_Stored records:_
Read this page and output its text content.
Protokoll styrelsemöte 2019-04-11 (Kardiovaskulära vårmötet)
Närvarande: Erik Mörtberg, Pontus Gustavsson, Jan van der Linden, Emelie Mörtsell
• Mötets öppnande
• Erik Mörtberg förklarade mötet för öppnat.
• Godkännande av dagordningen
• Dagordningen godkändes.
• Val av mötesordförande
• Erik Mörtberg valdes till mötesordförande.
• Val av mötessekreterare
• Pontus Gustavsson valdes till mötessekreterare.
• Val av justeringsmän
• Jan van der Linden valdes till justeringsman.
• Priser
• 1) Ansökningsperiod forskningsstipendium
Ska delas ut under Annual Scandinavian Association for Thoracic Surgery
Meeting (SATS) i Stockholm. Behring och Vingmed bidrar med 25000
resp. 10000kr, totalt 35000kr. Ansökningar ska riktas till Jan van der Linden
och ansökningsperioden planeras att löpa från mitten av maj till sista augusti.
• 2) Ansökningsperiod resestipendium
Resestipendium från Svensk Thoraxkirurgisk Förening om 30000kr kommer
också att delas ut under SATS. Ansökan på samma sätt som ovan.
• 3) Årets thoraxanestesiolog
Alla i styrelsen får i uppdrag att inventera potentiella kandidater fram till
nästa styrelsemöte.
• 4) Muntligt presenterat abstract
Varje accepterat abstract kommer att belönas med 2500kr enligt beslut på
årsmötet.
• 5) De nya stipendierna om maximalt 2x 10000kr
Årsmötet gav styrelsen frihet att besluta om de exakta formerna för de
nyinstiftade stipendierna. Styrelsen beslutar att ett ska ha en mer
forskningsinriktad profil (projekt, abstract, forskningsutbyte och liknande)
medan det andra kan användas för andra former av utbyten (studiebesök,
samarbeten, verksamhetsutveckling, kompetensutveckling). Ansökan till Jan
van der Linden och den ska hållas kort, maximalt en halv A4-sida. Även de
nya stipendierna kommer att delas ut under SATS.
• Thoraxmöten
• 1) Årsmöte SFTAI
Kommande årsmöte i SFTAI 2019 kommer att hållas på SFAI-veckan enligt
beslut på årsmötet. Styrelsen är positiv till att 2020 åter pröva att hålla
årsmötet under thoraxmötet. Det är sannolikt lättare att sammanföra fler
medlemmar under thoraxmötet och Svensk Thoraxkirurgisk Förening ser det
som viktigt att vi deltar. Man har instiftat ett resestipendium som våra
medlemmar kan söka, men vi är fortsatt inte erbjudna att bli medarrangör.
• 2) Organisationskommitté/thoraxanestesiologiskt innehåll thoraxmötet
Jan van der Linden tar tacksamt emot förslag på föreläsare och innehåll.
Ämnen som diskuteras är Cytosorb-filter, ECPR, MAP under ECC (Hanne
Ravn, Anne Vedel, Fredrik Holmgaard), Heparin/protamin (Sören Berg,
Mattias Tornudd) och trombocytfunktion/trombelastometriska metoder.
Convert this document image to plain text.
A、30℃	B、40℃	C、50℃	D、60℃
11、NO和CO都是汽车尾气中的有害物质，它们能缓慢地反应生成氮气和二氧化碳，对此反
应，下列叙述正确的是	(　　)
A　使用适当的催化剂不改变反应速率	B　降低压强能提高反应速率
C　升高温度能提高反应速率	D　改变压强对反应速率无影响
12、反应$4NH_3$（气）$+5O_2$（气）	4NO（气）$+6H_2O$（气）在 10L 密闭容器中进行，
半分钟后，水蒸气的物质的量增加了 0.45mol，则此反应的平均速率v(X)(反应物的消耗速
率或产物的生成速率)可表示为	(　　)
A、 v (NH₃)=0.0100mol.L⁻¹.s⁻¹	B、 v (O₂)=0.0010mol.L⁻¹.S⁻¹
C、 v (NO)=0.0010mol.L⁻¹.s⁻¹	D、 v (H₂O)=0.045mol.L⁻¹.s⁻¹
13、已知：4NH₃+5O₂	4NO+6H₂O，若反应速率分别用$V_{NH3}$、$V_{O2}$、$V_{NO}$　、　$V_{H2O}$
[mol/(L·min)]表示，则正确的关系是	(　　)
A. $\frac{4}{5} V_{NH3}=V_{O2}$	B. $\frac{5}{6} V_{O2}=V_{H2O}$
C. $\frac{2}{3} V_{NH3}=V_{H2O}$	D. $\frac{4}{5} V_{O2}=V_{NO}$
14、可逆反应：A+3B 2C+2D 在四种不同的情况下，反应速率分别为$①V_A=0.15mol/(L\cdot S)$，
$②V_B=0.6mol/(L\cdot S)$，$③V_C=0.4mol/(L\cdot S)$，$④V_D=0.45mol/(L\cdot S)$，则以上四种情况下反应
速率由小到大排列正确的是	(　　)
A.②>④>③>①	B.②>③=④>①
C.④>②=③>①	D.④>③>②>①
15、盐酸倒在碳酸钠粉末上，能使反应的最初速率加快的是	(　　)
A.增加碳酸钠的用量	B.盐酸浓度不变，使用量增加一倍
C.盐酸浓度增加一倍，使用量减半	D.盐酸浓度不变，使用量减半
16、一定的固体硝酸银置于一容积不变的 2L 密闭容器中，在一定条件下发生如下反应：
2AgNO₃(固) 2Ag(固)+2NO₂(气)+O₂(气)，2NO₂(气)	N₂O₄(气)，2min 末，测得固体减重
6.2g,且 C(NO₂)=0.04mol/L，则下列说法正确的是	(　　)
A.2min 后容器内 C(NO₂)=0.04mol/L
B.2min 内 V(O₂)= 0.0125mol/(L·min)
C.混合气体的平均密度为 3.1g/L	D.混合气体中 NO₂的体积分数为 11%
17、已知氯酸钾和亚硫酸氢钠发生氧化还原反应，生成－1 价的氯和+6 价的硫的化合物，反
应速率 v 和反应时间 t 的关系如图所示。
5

_Aim:_ Reproduce every record above exactly as it appears.

_Task output:_
Read this page and output its text content.
Protokoll styrelsemöte 2019-04-11 (Kardiovaskulära vårmötet)
Närvarande: Erik Mörtberg, Pontus Gustavsson, Jan van der Linden, Emelie Mörtsell
• Mötets öppnande
• Erik Mörtberg förklarade mötet för öppnat.
• Godkännande av dagordningen
• Dagordningen godkändes.
• Val av mötesordförande
• Erik Mörtberg valdes till mötesordförande.
• Val av mötessekreterare
• Pontus Gustavsson valdes till mötessekreterare.
• Val av justeringsmän
• Jan van der Linden valdes till justeringsman.
• Priser
• 1) Ansökningsperiod forskningsstipendium
Ska delas ut under Annual Scandinavian Association for Thoracic Surgery
Meeting (SATS) i Stockholm. Behring och Vingmed bidrar med 25000
resp. 10000kr, totalt 35000kr. Ansökningar ska riktas till Jan van der Linden
och ansökningsperioden planeras att löpa från mitten av maj till sista augusti.
• 2) Ansökningsperiod resestipendium
Resestipendium från Svensk Thoraxkirurgisk Förening om 30000kr kommer
också att delas ut under SATS. Ansökan på samma sätt som ovan.
• 3) Årets thoraxanestesiolog
Alla i styrelsen får i uppdrag att inventera potentiella kandidater fram till
nästa styrelsemöte.
• 4) Muntligt presenterat abstract
Varje accepterat abstract kommer att belönas med 2500kr enligt beslut på
årsmötet.
• 5) De nya stipendierna om maximalt 2x 10000kr
Årsmötet gav styrelsen frihet att besluta om de exakta formerna för de
nyinstiftade stipendierna. Styrelsen beslutar att ett ska ha en mer
forskningsinriktad profil (projekt, abstract, forskningsutbyte och liknande)
medan det andra kan användas för andra former av utbyten (studiebesök,
samarbeten, verksamhetsutveckling, kompetensutveckling). Ansökan till Jan
van der Linden och den ska hållas kort, maximalt en halv A4-sida. Även de
nya stipendierna kommer att delas ut under SATS.
• Thoraxmöten
• 1) Årsmöte SFTAI
Kommande årsmöte i SFTAI 2019 kommer att hållas på SFAI-veckan enligt
beslut på årsmötet. Styrelsen är positiv till att 2020 åter pröva att hålla
årsmötet under thoraxmötet. Det är sannolikt lättare att sammanföra fler
medlemmar under thoraxmötet och Svensk Thoraxkirurgisk Förening ser det
som viktigt att vi deltar. Man har instiftat ett resestipendium som våra
medlemmar kan söka, men vi är fortsatt inte erbjudna att bli medarrangör.
• 2) Organisationskommitté/thoraxanestesiologiskt innehåll thoraxmötet
Jan van der Linden tar tacksamt emot förslag på föreläsare och innehåll.
Ämnen som diskuteras är Cytosorb-filter, ECPR, MAP under ECC (Hanne
Ravn, Anne Vedel, Fredrik Holmgaard), Heparin/protamin (Sören Berg,
Mattias Tornudd) och trombocytfunktion/trombelastometriska metoder.
Convert this document image to plain text.
A、30℃	B、40℃	C、50℃	D、60℃
11、NO和CO都是汽车尾气中的有害物质，它们能缓慢地反应生成氮气和二氧化碳，对此反
应，下列叙述正确的是	(　　)
A　使用适当的催化剂不改变反应速率	B　降低压强能提高反应速率
C　升高温度能提高反应速率	D　改变压强对反应速率无影响
12、反应$4NH_3$（气）$+5O_2$（气）	4NO（气）$+6H_2O$（气）在 10L 密闭容器中进行，
半分钟后，水蒸气的物质的量增加了 0.45mol，则此反应的平均速率v(X)(反应物的消耗速
率或产物的生成速率)可表示为	(　　)
A、 v (NH₃)=0.0100mol.L⁻¹.s⁻¹	B、 v (O₂)=0.0010mol.L⁻¹.S⁻¹
C、 v (NO)=0.0010mol.L⁻¹.s⁻¹	D、 v (H₂O)=0.045mol.L⁻¹.s⁻¹
13、已知：4NH₃+5O₂	4NO+6H₂O，若反应速率分别用$V_{NH3}$、$V_{O2}$、$V_{NO}$　、　$V_{H2O}$
[mol/(L·min)]表示，则正确的关系是	(　　)
A. $\frac{4}{5} V_{NH3}=V_{O2}$	B. $\frac{5}{6} V_{O2}=V_{H2O}$
C. $\frac{2}{3} V_{NH3}=V_{H2O}$	D. $\frac{4}{5} V_{O2}=V_{NO}$
14、可逆反应：A+3B 2C+2D 在四种不同的情况下，反应速率分别为$①V_A=0.15mol/(L\cdot S)$，
$②V_B=0.6mol/(L\cdot S)$，$③V_C=0.4mol/(L\cdot S)$，$④V_D=0.45mol/(L\cdot S)$，则以上四种情况下反应
速率由小到大排列正确的是	(　　)
A.②>④>③>①	B.②>③=④>①
C.④>②=③>①	D.④>③>②>①
15、盐酸倒在碳酸钠粉末上，能使反应的最初速率加快的是	(　　)
A.增加碳酸钠的用量	B.盐酸浓度不变，使用量增加一倍
C.盐酸浓度增加一倍，使用量减半	D.盐酸浓度不变，使用量减半
16、一定的固体硝酸银置于一容积不变的 2L 密闭容器中，在一定条件下发生如下反应：
2AgNO₃(固) 2Ag(固)+2NO₂(气)+O₂(气)，2NO₂(气)	N₂O₄(气)，2min 末，测得固体减重
6.2g,且 C(NO₂)=0.04mol/L，则下列说法正确的是	(　　)
A.2min 后容器内 C(NO₂)=0.04mol/L
B.2min 内 V(O₂)= 0.0125mol/(L·min)
C.混合气体的平均密度为 3.1g/L	D.混合气体中 NO₂的体积分数为 11%
17、已知氯酸钾和亚硫酸氢钠发生氧化还原反应，生成－1 价的氯和+6 价的硫的化合物，反
应速率 v 和反应时间 t 的关系如图所示。
5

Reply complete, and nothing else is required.